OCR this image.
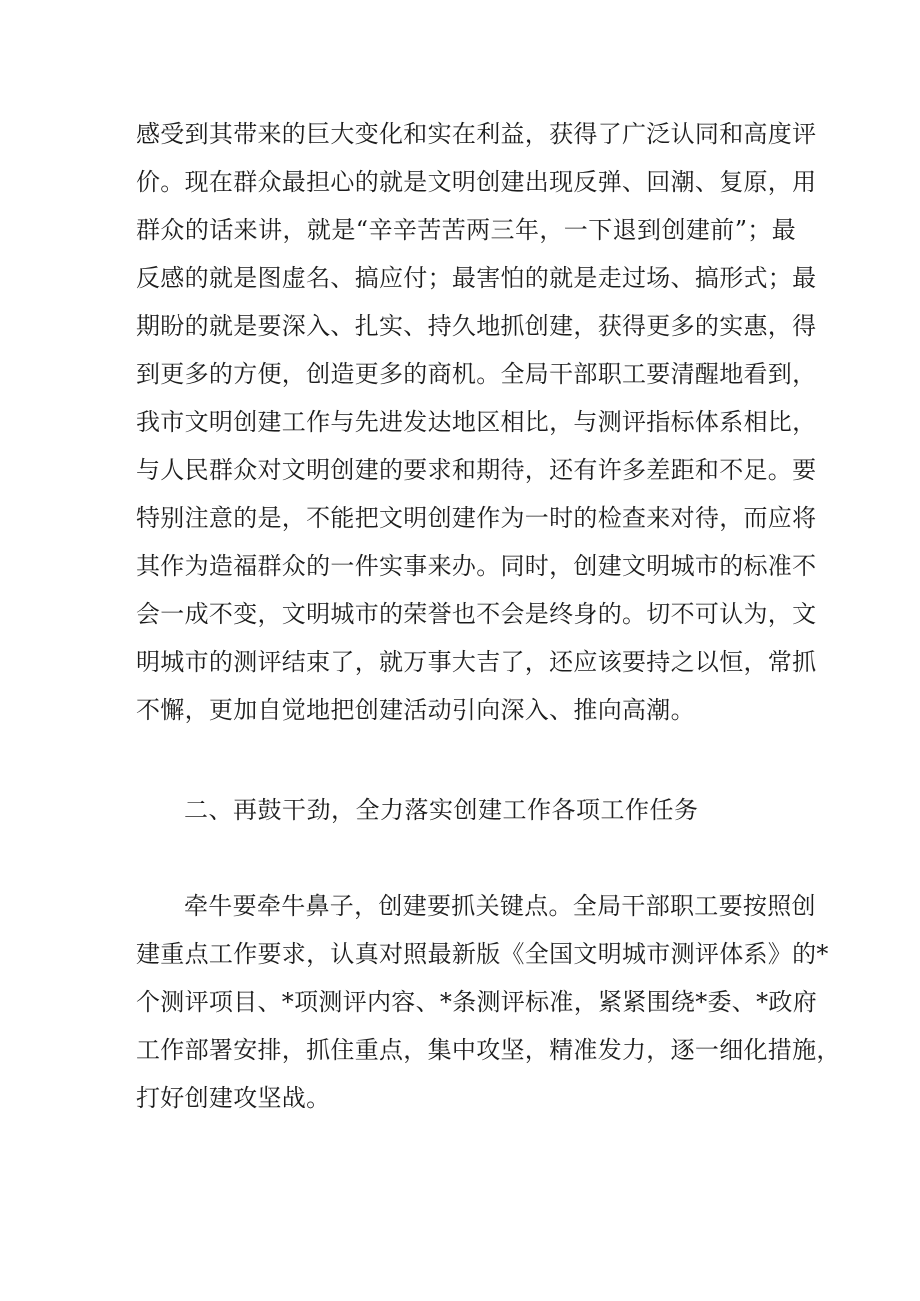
感受到其带来的巨大变化和实在利益，获得了广泛认同和高度评

价。现在群众最担心的就是文明创建出现反弹、回潮、复原，用

群众的话来讲，就是“辛辛苦苦两三年，一下退到创建前”；最

反感的就是图虚名、搞应付；最害怕的就是走过场、搞形式；最

期盼的就是要深入、扎实、持久地抓创建，获得更多的实惠，得

到更多的方便，创造更多的商机。全局干部职工要清醒地看到，

我市文明创建工作与先进发达地区相比，与测评指标体系相比，

与人民群众对文明创建的要求和期待，还有许多差距和不足。要

特别注意的是，不能把文明创建作为一时的检查来对待，而应将

其作为造福群众的一件实事来办。同时，创建文明城市的标准不

会一成不变，文明城市的荣誉也不会是终身的。切不可认为，文

明城市的测评结束了，就万事大吉了，还应该要持之以恒，常抓

不懈，更加自觉地把创建活动引向深入、推向高潮。

二、再鼓干劲，全力落实创建工作各项工作任务

牵牛要牵牛鼻子，创建要抓关键点。全局干部职工要按照创

建重点工作要求，认真对照最新版《全国文明城市测评体系》的*

个测评项目、*项测评内容、*条测评标准，紧紧围绕*委、*政府

工作部署安排，抓住重点，集中攻坚，精准发力，逐一细化措施，

打好创建攻坚战。
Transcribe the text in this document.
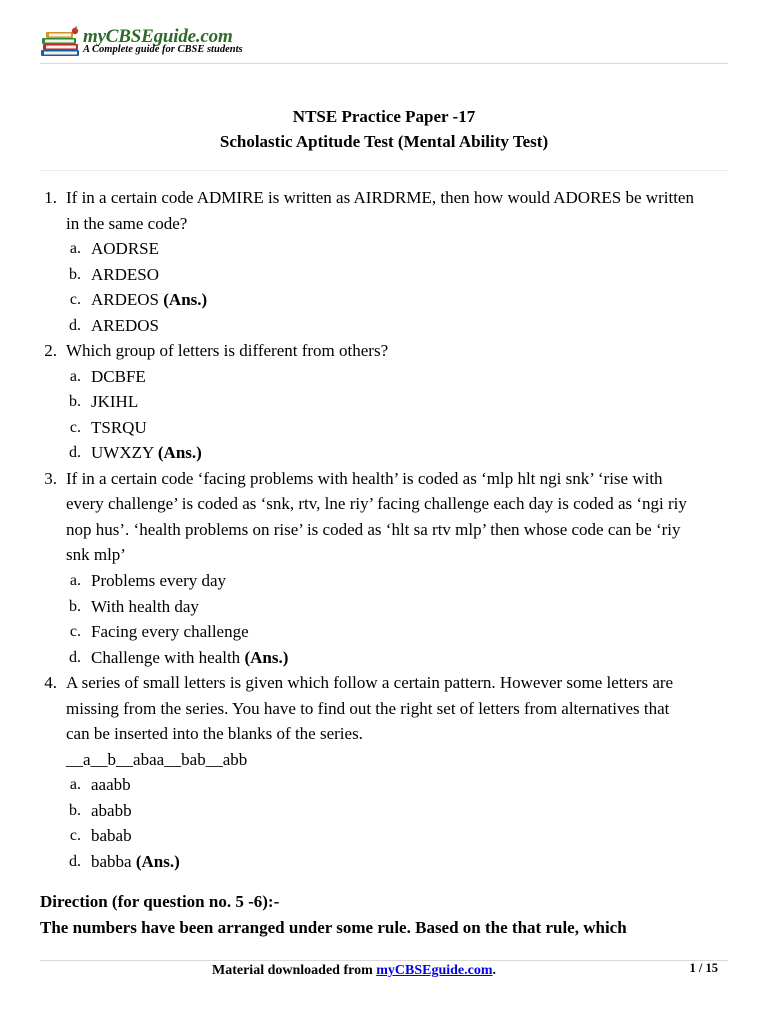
myCBSEguide.com
A Complete guide for CBSE students
NTSE Practice Paper -17
Scholastic Aptitude Test (Mental Ability Test)
1. If in a certain code ADMIRE is written as AIRDRME, then how would ADORES be written
in the same code?
a. AODRSE
b. ARDESO
c. ARDEOS (Ans.)
d. AREDOS
2. Which group of letters is different from others?
a. DCBFE
b. JKIHL
c. TSRQU
d. UWXZY (Ans.)
3. If in a certain code ‘facing problems with health’ is coded as ‘mlp hlt ngi snk’ ‘rise with
every challenge’ is coded as ‘snk, rtv, lne riy’ facing challenge each day is coded as ‘ngi riy
nop hus’. ‘health problems on rise’ is coded as ‘hlt sa rtv mlp’ then whose code can be ‘riy
snk mlp’
a. Problems every day
b. With health day
c. Facing every challenge
d. Challenge with health (Ans.)
4. A series of small letters is given which follow a certain pattern. However some letters are
missing from the series. You have to find out the right set of letters from alternatives that
can be inserted into the blanks of the series.
__a__b__abaa__bab__abb
a. aaabb
b. ababb
c. babab
d. babba (Ans.)
Direction (for question no. 5 -6):-
The numbers have been arranged under some rule. Based on the that rule, which
Material downloaded from myCBSEguide.com.	1 / 15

» Instruction:
Check each line of the records above for "myCBSEguide", and copy those that have it.

» Output for this task:
myCBSEguide.com
Material downloaded from myCBSEguide.com.	1 / 15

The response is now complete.